_Your instructions_:
Copy the lines below as they are; omit the images they contain.

_Given records_:
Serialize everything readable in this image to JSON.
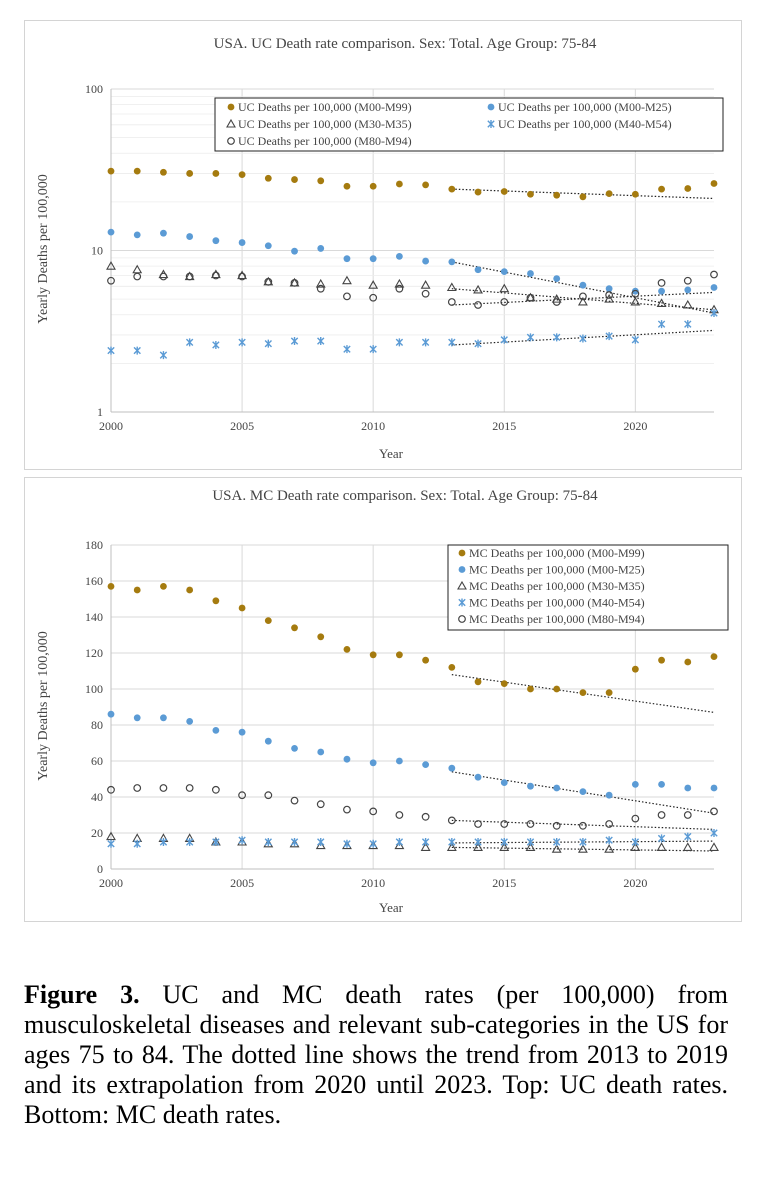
{
  "colors": {
    "gold": "#a57b0f",
    "blue": "#5b9bd5",
    "dark": "#444444",
    "grid": "#d9d9d9"
  },
  "chart_data": [
    {
      "type": "scatter",
      "title": "USA. UC Death rate comparison. Sex: Total. Age Group: 75-84",
      "xlabel": "Year",
      "ylabel": "Yearly Deaths per 100,000",
      "yscale": "log",
      "xlim": [
        2000,
        2023
      ],
      "ylim": [
        1,
        100
      ],
      "xticks": [
        "2000",
        "2005",
        "2010",
        "2015",
        "2020"
      ],
      "yticks": [
        "1",
        "10",
        "100"
      ],
      "legend_position": "top-right",
      "trend_range": [
        2013,
        2023
      ],
      "x": [
        2000,
        2001,
        2002,
        2003,
        2004,
        2005,
        2006,
        2007,
        2008,
        2009,
        2010,
        2011,
        2012,
        2013,
        2014,
        2015,
        2016,
        2017,
        2018,
        2019,
        2020,
        2021,
        2022,
        2023
      ],
      "series": [
        {
          "name": "UC Deaths per 100,000 (M00-M99)",
          "marker": "filled-circle",
          "color": "#a57b0f",
          "values": [
            31,
            31,
            30.5,
            30,
            30,
            29.5,
            28,
            27.5,
            27,
            25,
            25,
            25.8,
            25.5,
            24,
            23,
            23.2,
            22.3,
            22,
            21.5,
            22.5,
            22.3,
            24,
            24.2,
            26
          ],
          "trend": [
            24.0,
            21.0
          ]
        },
        {
          "name": "UC Deaths per 100,000 (M00-M25)",
          "marker": "filled-circle",
          "color": "#5b9bd5",
          "values": [
            13,
            12.5,
            12.8,
            12.2,
            11.5,
            11.2,
            10.7,
            9.9,
            10.3,
            8.9,
            8.9,
            9.2,
            8.6,
            8.5,
            7.6,
            7.4,
            7.2,
            6.7,
            6.1,
            5.8,
            5.6,
            5.6,
            5.7,
            5.9
          ],
          "trend": [
            8.5,
            4.1
          ]
        },
        {
          "name": "UC Deaths per 100,000 (M30-M35)",
          "marker": "open-triangle",
          "color": "#444444",
          "values": [
            8,
            7.6,
            7.1,
            6.9,
            7.1,
            7,
            6.4,
            6.3,
            6.2,
            6.5,
            6.1,
            6.2,
            6.1,
            5.9,
            5.7,
            5.8,
            5.1,
            5,
            4.8,
            5,
            4.8,
            4.7,
            4.6,
            4.3
          ],
          "trend": [
            5.8,
            4.3
          ]
        },
        {
          "name": "UC Deaths per 100,000 (M40-M54)",
          "marker": "asterisk",
          "color": "#5b9bd5",
          "values": [
            2.4,
            2.4,
            2.25,
            2.7,
            2.6,
            2.7,
            2.65,
            2.75,
            2.75,
            2.45,
            2.45,
            2.7,
            2.7,
            2.7,
            2.65,
            2.8,
            2.9,
            2.9,
            2.85,
            2.95,
            2.8,
            3.5,
            3.5,
            4.1
          ],
          "trend": [
            2.6,
            3.2
          ]
        },
        {
          "name": "UC Deaths per 100,000 (M80-M94)",
          "marker": "open-circle",
          "color": "#444444",
          "values": [
            6.5,
            6.9,
            6.9,
            6.9,
            7,
            6.9,
            6.4,
            6.3,
            5.8,
            5.2,
            5.1,
            5.8,
            5.4,
            4.8,
            4.6,
            4.8,
            5.1,
            4.8,
            5.2,
            5.3,
            5.4,
            6.3,
            6.5,
            7.1
          ],
          "trend": [
            4.6,
            5.5
          ]
        }
      ]
    },
    {
      "type": "scatter",
      "title": "USA. MC Death rate comparison. Sex: Total. Age Group: 75-84",
      "xlabel": "Year",
      "ylabel": "Yearly Deaths per 100,000",
      "yscale": "linear",
      "xlim": [
        2000,
        2023
      ],
      "ylim": [
        0,
        180
      ],
      "xticks": [
        "2000",
        "2005",
        "2010",
        "2015",
        "2020"
      ],
      "yticks": [
        "0",
        "20",
        "40",
        "60",
        "80",
        "100",
        "120",
        "140",
        "160",
        "180"
      ],
      "legend_position": "top-right",
      "trend_range": [
        2013,
        2023
      ],
      "x": [
        2000,
        2001,
        2002,
        2003,
        2004,
        2005,
        2006,
        2007,
        2008,
        2009,
        2010,
        2011,
        2012,
        2013,
        2014,
        2015,
        2016,
        2017,
        2018,
        2019,
        2020,
        2021,
        2022,
        2023
      ],
      "series": [
        {
          "name": "MC Deaths per 100,000 (M00-M99)",
          "marker": "filled-circle",
          "color": "#a57b0f",
          "values": [
            157,
            155,
            157,
            155,
            149,
            145,
            138,
            134,
            129,
            122,
            119,
            119,
            116,
            112,
            104,
            103,
            100,
            100,
            98,
            98,
            111,
            116,
            115,
            118
          ],
          "trend": [
            108,
            87
          ]
        },
        {
          "name": "MC Deaths per 100,000 (M00-M25)",
          "marker": "filled-circle",
          "color": "#5b9bd5",
          "values": [
            86,
            84,
            84,
            82,
            77,
            76,
            71,
            67,
            65,
            61,
            59,
            60,
            58,
            56,
            51,
            48,
            46,
            45,
            43,
            41,
            47,
            47,
            45,
            45
          ],
          "trend": [
            54,
            31
          ]
        },
        {
          "name": "MC Deaths per 100,000 (M30-M35)",
          "marker": "open-triangle",
          "color": "#444444",
          "values": [
            18,
            17,
            17,
            17,
            15,
            15,
            14,
            14,
            13,
            13,
            13,
            13,
            12,
            12,
            12,
            12,
            12,
            11,
            11,
            11,
            12,
            12,
            12,
            12
          ],
          "trend": [
            12,
            10
          ]
        },
        {
          "name": "MC Deaths per 100,000 (M40-M54)",
          "marker": "asterisk",
          "color": "#5b9bd5",
          "values": [
            14,
            14,
            15,
            15,
            15,
            16,
            15,
            15,
            15,
            14,
            14,
            15,
            15,
            15,
            15,
            15,
            15,
            15,
            15,
            16,
            15,
            17,
            18,
            20
          ],
          "trend": [
            14.5,
            15.5
          ]
        },
        {
          "name": "MC Deaths per 100,000 (M80-M94)",
          "marker": "open-circle",
          "color": "#444444",
          "values": [
            44,
            45,
            45,
            45,
            44,
            41,
            41,
            38,
            36,
            33,
            32,
            30,
            29,
            27,
            25,
            25,
            25,
            24,
            24,
            25,
            28,
            30,
            30,
            32
          ],
          "trend": [
            27,
            22
          ]
        }
      ]
    }
  ],
  "caption": {
    "label": "Figure 3.",
    "text": "UC and MC death rates (per 100,000) from musculoskeletal diseases and relevant sub-categories in the US for ages 75 to 84. The dotted line shows the trend from 2013 to 2019 and its extrapolation from 2020 until 2023. Top: UC death rates. Bottom: MC death rates."
  }
}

_Answer to the task_:
Serialize everything readable in this image to JSON.
{
  "colors": {
    "gold": "#a57b0f",
    "blue": "#5b9bd5",
    "dark": "#444444",
    "grid": "#d9d9d9"
  },
  "chart_data": [
    {
      "type": "scatter",
      "title": "USA. UC Death rate comparison. Sex: Total. Age Group: 75-84",
      "xlabel": "Year",
      "ylabel": "Yearly Deaths per 100,000",
      "yscale": "log",
      "xlim": [
        2000,
        2023
      ],
      "ylim": [
        1,
        100
      ],
      "xticks": [
        "2000",
        "2005",
        "2010",
        "2015",
        "2020"
      ],
      "yticks": [
        "1",
        "10",
        "100"
      ],
      "legend_position": "top-right",
      "trend_range": [
        2013,
        2023
      ],
      "x": [
        2000,
        2001,
        2002,
        2003,
        2004,
        2005,
        2006,
        2007,
        2008,
        2009,
        2010,
        2011,
        2012,
        2013,
        2014,
        2015,
        2016,
        2017,
        2018,
        2019,
        2020,
        2021,
        2022,
        2023
      ],
      "series": [
        {
          "name": "UC Deaths per 100,000 (M00-M99)",
          "marker": "filled-circle",
          "color": "#a57b0f",
          "values": [
            31,
            31,
            30.5,
            30,
            30,
            29.5,
            28,
            27.5,
            27,
            25,
            25,
            25.8,
            25.5,
            24,
            23,
            23.2,
            22.3,
            22,
            21.5,
            22.5,
            22.3,
            24,
            24.2,
            26
          ],
          "trend": [
            24.0,
            21.0
          ]
        },
        {
          "name": "UC Deaths per 100,000 (M00-M25)",
          "marker": "filled-circle",
          "color": "#5b9bd5",
          "values": [
            13,
            12.5,
            12.8,
            12.2,
            11.5,
            11.2,
            10.7,
            9.9,
            10.3,
            8.9,
            8.9,
            9.2,
            8.6,
            8.5,
            7.6,
            7.4,
            7.2,
            6.7,
            6.1,
            5.8,
            5.6,
            5.6,
            5.7,
            5.9
          ],
          "trend": [
            8.5,
            4.1
          ]
        },
        {
          "name": "UC Deaths per 100,000 (M30-M35)",
          "marker": "open-triangle",
          "color": "#444444",
          "values": [
            8,
            7.6,
            7.1,
            6.9,
            7.1,
            7,
            6.4,
            6.3,
            6.2,
            6.5,
            6.1,
            6.2,
            6.1,
            5.9,
            5.7,
            5.8,
            5.1,
            5,
            4.8,
            5,
            4.8,
            4.7,
            4.6,
            4.3
          ],
          "trend": [
            5.8,
            4.3
          ]
        },
        {
          "name": "UC Deaths per 100,000 (M40-M54)",
          "marker": "asterisk",
          "color": "#5b9bd5",
          "values": [
            2.4,
            2.4,
            2.25,
            2.7,
            2.6,
            2.7,
            2.65,
            2.75,
            2.75,
            2.45,
            2.45,
            2.7,
            2.7,
            2.7,
            2.65,
            2.8,
            2.9,
            2.9,
            2.85,
            2.95,
            2.8,
            3.5,
            3.5,
            4.1
          ],
          "trend": [
            2.6,
            3.2
          ]
        },
        {
          "name": "UC Deaths per 100,000 (M80-M94)",
          "marker": "open-circle",
          "color": "#444444",
          "values": [
            6.5,
            6.9,
            6.9,
            6.9,
            7,
            6.9,
            6.4,
            6.3,
            5.8,
            5.2,
            5.1,
            5.8,
            5.4,
            4.8,
            4.6,
            4.8,
            5.1,
            4.8,
            5.2,
            5.3,
            5.4,
            6.3,
            6.5,
            7.1
          ],
          "trend": [
            4.6,
            5.5
          ]
        }
      ]
    },
    {
      "type": "scatter",
      "title": "USA. MC Death rate comparison. Sex: Total. Age Group: 75-84",
      "xlabel": "Year",
      "ylabel": "Yearly Deaths per 100,000",
      "yscale": "linear",
      "xlim": [
        2000,
        2023
      ],
      "ylim": [
        0,
        180
      ],
      "xticks": [
        "2000",
        "2005",
        "2010",
        "2015",
        "2020"
      ],
      "yticks": [
        "0",
        "20",
        "40",
        "60",
        "80",
        "100",
        "120",
        "140",
        "160",
        "180"
      ],
      "legend_position": "top-right",
      "trend_range": [
        2013,
        2023
      ],
      "x": [
        2000,
        2001,
        2002,
        2003,
        2004,
        2005,
        2006,
        2007,
        2008,
        2009,
        2010,
        2011,
        2012,
        2013,
        2014,
        2015,
        2016,
        2017,
        2018,
        2019,
        2020,
        2021,
        2022,
        2023
      ],
      "series": [
        {
          "name": "MC Deaths per 100,000 (M00-M99)",
          "marker": "filled-circle",
          "color": "#a57b0f",
          "values": [
            157,
            155,
            157,
            155,
            149,
            145,
            138,
            134,
            129,
            122,
            119,
            119,
            116,
            112,
            104,
            103,
            100,
            100,
            98,
            98,
            111,
            116,
            115,
            118
          ],
          "trend": [
            108,
            87
          ]
        },
        {
          "name": "MC Deaths per 100,000 (M00-M25)",
          "marker": "filled-circle",
          "color": "#5b9bd5",
          "values": [
            86,
            84,
            84,
            82,
            77,
            76,
            71,
            67,
            65,
            61,
            59,
            60,
            58,
            56,
            51,
            48,
            46,
            45,
            43,
            41,
            47,
            47,
            45,
            45
          ],
          "trend": [
            54,
            31
          ]
        },
        {
          "name": "MC Deaths per 100,000 (M30-M35)",
          "marker": "open-triangle",
          "color": "#444444",
          "values": [
            18,
            17,
            17,
            17,
            15,
            15,
            14,
            14,
            13,
            13,
            13,
            13,
            12,
            12,
            12,
            12,
            12,
            11,
            11,
            11,
            12,
            12,
            12,
            12
          ],
          "trend": [
            12,
            10
          ]
        },
        {
          "name": "MC Deaths per 100,000 (M40-M54)",
          "marker": "asterisk",
          "color": "#5b9bd5",
          "values": [
            14,
            14,
            15,
            15,
            15,
            16,
            15,
            15,
            15,
            14,
            14,
            15,
            15,
            15,
            15,
            15,
            15,
            15,
            15,
            16,
            15,
            17,
            18,
            20
          ],
          "trend": [
            14.5,
            15.5
          ]
        },
        {
          "name": "MC Deaths per 100,000 (M80-M94)",
          "marker": "open-circle",
          "color": "#444444",
          "values": [
            44,
            45,
            45,
            45,
            44,
            41,
            41,
            38,
            36,
            33,
            32,
            30,
            29,
            27,
            25,
            25,
            25,
            24,
            24,
            25,
            28,
            30,
            30,
            32
          ],
          "trend": [
            27,
            22
          ]
        }
      ]
    }
  ],
  "caption": {
    "label": "Figure 3.",
    "text": "UC and MC death rates (per 100,000) from musculoskeletal diseases and relevant sub-categories in the US for ages 75 to 84. The dotted line shows the trend from 2013 to 2019 and its extrapolation from 2020 until 2023. Top: UC death rates. Bottom: MC death rates."
  }
}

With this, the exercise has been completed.